# [Given exercise]
Nothing may be dropped or altered: reproduce all the data.

Data records
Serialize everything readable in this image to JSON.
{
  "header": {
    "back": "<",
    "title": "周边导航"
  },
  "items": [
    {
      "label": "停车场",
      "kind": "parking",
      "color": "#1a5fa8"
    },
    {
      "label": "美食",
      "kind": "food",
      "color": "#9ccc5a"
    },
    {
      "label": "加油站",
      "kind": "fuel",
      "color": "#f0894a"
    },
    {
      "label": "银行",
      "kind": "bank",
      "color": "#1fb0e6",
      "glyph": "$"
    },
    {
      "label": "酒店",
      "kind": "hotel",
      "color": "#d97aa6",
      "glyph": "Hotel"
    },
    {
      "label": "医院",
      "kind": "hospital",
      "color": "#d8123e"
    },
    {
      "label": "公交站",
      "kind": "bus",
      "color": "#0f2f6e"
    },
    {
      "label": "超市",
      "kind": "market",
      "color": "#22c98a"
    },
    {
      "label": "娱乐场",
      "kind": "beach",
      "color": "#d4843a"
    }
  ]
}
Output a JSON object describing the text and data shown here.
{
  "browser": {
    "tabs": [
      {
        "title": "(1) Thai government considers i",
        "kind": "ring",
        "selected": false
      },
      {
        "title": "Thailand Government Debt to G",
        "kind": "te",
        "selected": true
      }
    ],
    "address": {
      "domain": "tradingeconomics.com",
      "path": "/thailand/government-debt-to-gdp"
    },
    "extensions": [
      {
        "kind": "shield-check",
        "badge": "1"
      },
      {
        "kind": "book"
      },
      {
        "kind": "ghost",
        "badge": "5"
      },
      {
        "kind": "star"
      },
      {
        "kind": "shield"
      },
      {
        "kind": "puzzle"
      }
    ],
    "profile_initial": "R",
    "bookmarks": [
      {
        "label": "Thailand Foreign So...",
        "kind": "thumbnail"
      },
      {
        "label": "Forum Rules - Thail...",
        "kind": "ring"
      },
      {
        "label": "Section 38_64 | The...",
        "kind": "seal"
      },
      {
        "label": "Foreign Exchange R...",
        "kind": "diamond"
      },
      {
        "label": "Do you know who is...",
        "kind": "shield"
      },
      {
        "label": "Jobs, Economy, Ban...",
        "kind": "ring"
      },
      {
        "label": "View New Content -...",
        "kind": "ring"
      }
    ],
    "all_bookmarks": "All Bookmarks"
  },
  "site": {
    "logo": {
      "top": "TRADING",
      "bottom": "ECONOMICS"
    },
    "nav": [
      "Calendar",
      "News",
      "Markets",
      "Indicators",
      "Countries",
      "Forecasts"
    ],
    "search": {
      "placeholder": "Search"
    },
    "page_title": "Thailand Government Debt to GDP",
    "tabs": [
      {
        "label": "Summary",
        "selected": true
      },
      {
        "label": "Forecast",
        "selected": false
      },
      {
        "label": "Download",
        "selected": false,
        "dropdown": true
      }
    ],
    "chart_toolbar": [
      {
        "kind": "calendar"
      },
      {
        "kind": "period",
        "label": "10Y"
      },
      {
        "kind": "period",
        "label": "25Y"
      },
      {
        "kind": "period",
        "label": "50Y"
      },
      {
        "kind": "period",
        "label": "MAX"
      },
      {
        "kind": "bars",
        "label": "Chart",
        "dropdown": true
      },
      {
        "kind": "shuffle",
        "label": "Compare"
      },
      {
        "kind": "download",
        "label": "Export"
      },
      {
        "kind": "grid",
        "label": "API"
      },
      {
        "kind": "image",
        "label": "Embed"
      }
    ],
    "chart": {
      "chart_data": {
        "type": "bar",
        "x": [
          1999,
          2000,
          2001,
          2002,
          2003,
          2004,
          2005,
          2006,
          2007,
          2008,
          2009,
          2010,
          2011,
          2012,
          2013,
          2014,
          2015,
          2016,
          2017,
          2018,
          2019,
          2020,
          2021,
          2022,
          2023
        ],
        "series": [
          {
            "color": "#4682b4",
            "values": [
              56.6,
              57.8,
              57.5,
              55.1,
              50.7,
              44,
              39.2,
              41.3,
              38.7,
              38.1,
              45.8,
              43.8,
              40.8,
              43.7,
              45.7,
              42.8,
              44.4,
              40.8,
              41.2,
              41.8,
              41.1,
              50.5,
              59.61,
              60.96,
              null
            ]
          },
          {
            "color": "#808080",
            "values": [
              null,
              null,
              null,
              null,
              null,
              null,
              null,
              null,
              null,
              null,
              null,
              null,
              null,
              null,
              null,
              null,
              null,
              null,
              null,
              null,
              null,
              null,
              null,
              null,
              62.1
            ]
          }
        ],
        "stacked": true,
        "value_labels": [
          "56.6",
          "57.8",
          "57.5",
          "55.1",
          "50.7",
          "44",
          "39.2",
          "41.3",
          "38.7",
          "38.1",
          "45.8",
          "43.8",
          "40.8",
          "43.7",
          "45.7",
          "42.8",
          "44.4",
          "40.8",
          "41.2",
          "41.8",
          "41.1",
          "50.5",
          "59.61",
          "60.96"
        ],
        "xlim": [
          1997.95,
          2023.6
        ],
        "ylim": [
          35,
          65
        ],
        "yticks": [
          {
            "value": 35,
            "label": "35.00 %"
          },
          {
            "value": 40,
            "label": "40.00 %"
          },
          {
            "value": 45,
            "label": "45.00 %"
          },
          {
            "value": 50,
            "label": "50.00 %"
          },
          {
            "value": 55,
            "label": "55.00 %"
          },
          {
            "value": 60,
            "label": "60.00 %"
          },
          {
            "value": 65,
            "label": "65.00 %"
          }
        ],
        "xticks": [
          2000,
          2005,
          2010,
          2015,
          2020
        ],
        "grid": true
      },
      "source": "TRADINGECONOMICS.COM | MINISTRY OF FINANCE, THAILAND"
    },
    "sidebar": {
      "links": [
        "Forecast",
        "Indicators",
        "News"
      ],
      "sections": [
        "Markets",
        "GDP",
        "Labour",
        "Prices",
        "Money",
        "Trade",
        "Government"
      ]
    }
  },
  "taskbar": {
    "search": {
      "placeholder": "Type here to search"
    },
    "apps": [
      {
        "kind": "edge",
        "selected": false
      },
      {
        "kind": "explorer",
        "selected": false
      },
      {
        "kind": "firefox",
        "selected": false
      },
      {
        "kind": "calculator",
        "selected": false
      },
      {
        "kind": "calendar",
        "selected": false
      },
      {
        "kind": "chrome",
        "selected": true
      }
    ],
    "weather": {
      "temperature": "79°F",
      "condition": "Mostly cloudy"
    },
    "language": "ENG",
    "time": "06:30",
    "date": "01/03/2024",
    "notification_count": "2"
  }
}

# [Exercise answer]
Serialize everything readable in this image to JSON.
{
  "header": {
    "back": "<",
    "title": "周边导航"
  },
  "items": [
    {
      "label": "停车场",
      "kind": "parking",
      "color": "#1a5fa8"
    },
    {
      "label": "美食",
      "kind": "food",
      "color": "#9ccc5a"
    },
    {
      "label": "加油站",
      "kind": "fuel",
      "color": "#f0894a"
    },
    {
      "label": "银行",
      "kind": "bank",
      "color": "#1fb0e6",
      "glyph": "$"
    },
    {
      "label": "酒店",
      "kind": "hotel",
      "color": "#d97aa6",
      "glyph": "Hotel"
    },
    {
      "label": "医院",
      "kind": "hospital",
      "color": "#d8123e"
    },
    {
      "label": "公交站",
      "kind": "bus",
      "color": "#0f2f6e"
    },
    {
      "label": "超市",
      "kind": "market",
      "color": "#22c98a"
    },
    {
      "label": "娱乐场",
      "kind": "beach",
      "color": "#d4843a"
    }
  ]
}
Output a JSON object describing the text and data shown here.
{
  "browser": {
    "tabs": [
      {
        "title": "(1) Thai government considers i",
        "kind": "ring",
        "selected": false
      },
      {
        "title": "Thailand Government Debt to G",
        "kind": "te",
        "selected": true
      }
    ],
    "address": {
      "domain": "tradingeconomics.com",
      "path": "/thailand/government-debt-to-gdp"
    },
    "extensions": [
      {
        "kind": "shield-check",
        "badge": "1"
      },
      {
        "kind": "book"
      },
      {
        "kind": "ghost",
        "badge": "5"
      },
      {
        "kind": "star"
      },
      {
        "kind": "shield"
      },
      {
        "kind": "puzzle"
      }
    ],
    "profile_initial": "R",
    "bookmarks": [
      {
        "label": "Thailand Foreign So...",
        "kind": "thumbnail"
      },
      {
        "label": "Forum Rules - Thail...",
        "kind": "ring"
      },
      {
        "label": "Section 38_64 | The...",
        "kind": "seal"
      },
      {
        "label": "Foreign Exchange R...",
        "kind": "diamond"
      },
      {
        "label": "Do you know who is...",
        "kind": "shield"
      },
      {
        "label": "Jobs, Economy, Ban...",
        "kind": "ring"
      },
      {
        "label": "View New Content -...",
        "kind": "ring"
      }
    ],
    "all_bookmarks": "All Bookmarks"
  },
  "site": {
    "logo": {
      "top": "TRADING",
      "bottom": "ECONOMICS"
    },
    "nav": [
      "Calendar",
      "News",
      "Markets",
      "Indicators",
      "Countries",
      "Forecasts"
    ],
    "search": {
      "placeholder": "Search"
    },
    "page_title": "Thailand Government Debt to GDP",
    "tabs": [
      {
        "label": "Summary",
        "selected": true
      },
      {
        "label": "Forecast",
        "selected": false
      },
      {
        "label": "Download",
        "selected": false,
        "dropdown": true
      }
    ],
    "chart_toolbar": [
      {
        "kind": "calendar"
      },
      {
        "kind": "period",
        "label": "10Y"
      },
      {
        "kind": "period",
        "label": "25Y"
      },
      {
        "kind": "period",
        "label": "50Y"
      },
      {
        "kind": "period",
        "label": "MAX"
      },
      {
        "kind": "bars",
        "label": "Chart",
        "dropdown": true
      },
      {
        "kind": "shuffle",
        "label": "Compare"
      },
      {
        "kind": "download",
        "label": "Export"
      },
      {
        "kind": "grid",
        "label": "API"
      },
      {
        "kind": "image",
        "label": "Embed"
      }
    ],
    "chart": {
      "chart_data": {
        "type": "bar",
        "x": [
          1999,
          2000,
          2001,
          2002,
          2003,
          2004,
          2005,
          2006,
          2007,
          2008,
          2009,
          2010,
          2011,
          2012,
          2013,
          2014,
          2015,
          2016,
          2017,
          2018,
          2019,
          2020,
          2021,
          2022,
          2023
        ],
        "series": [
          {
            "color": "#4682b4",
            "values": [
              56.6,
              57.8,
              57.5,
              55.1,
              50.7,
              44,
              39.2,
              41.3,
              38.7,
              38.1,
              45.8,
              43.8,
              40.8,
              43.7,
              45.7,
              42.8,
              44.4,
              40.8,
              41.2,
              41.8,
              41.1,
              50.5,
              59.61,
              60.96,
              null
            ]
          },
          {
            "color": "#808080",
            "values": [
              null,
              null,
              null,
              null,
              null,
              null,
              null,
              null,
              null,
              null,
              null,
              null,
              null,
              null,
              null,
              null,
              null,
              null,
              null,
              null,
              null,
              null,
              null,
              null,
              62.1
            ]
          }
        ],
        "stacked": true,
        "value_labels": [
          "56.6",
          "57.8",
          "57.5",
          "55.1",
          "50.7",
          "44",
          "39.2",
          "41.3",
          "38.7",
          "38.1",
          "45.8",
          "43.8",
          "40.8",
          "43.7",
          "45.7",
          "42.8",
          "44.4",
          "40.8",
          "41.2",
          "41.8",
          "41.1",
          "50.5",
          "59.61",
          "60.96"
        ],
        "xlim": [
          1997.95,
          2023.6
        ],
        "ylim": [
          35,
          65
        ],
        "yticks": [
          {
            "value": 35,
            "label": "35.00 %"
          },
          {
            "value": 40,
            "label": "40.00 %"
          },
          {
            "value": 45,
            "label": "45.00 %"
          },
          {
            "value": 50,
            "label": "50.00 %"
          },
          {
            "value": 55,
            "label": "55.00 %"
          },
          {
            "value": 60,
            "label": "60.00 %"
          },
          {
            "value": 65,
            "label": "65.00 %"
          }
        ],
        "xticks": [
          2000,
          2005,
          2010,
          2015,
          2020
        ],
        "grid": true
      },
      "source": "TRADINGECONOMICS.COM | MINISTRY OF FINANCE, THAILAND"
    },
    "sidebar": {
      "links": [
        "Forecast",
        "Indicators",
        "News"
      ],
      "sections": [
        "Markets",
        "GDP",
        "Labour",
        "Prices",
        "Money",
        "Trade",
        "Government"
      ]
    }
  },
  "taskbar": {
    "search": {
      "placeholder": "Type here to search"
    },
    "apps": [
      {
        "kind": "edge",
        "selected": false
      },
      {
        "kind": "explorer",
        "selected": false
      },
      {
        "kind": "firefox",
        "selected": false
      },
      {
        "kind": "calculator",
        "selected": false
      },
      {
        "kind": "calendar",
        "selected": false
      },
      {
        "kind": "chrome",
        "selected": true
      }
    ],
    "weather": {
      "temperature": "79°F",
      "condition": "Mostly cloudy"
    },
    "language": "ENG",
    "time": "06:30",
    "date": "01/03/2024",
    "notification_count": "2"
  }
}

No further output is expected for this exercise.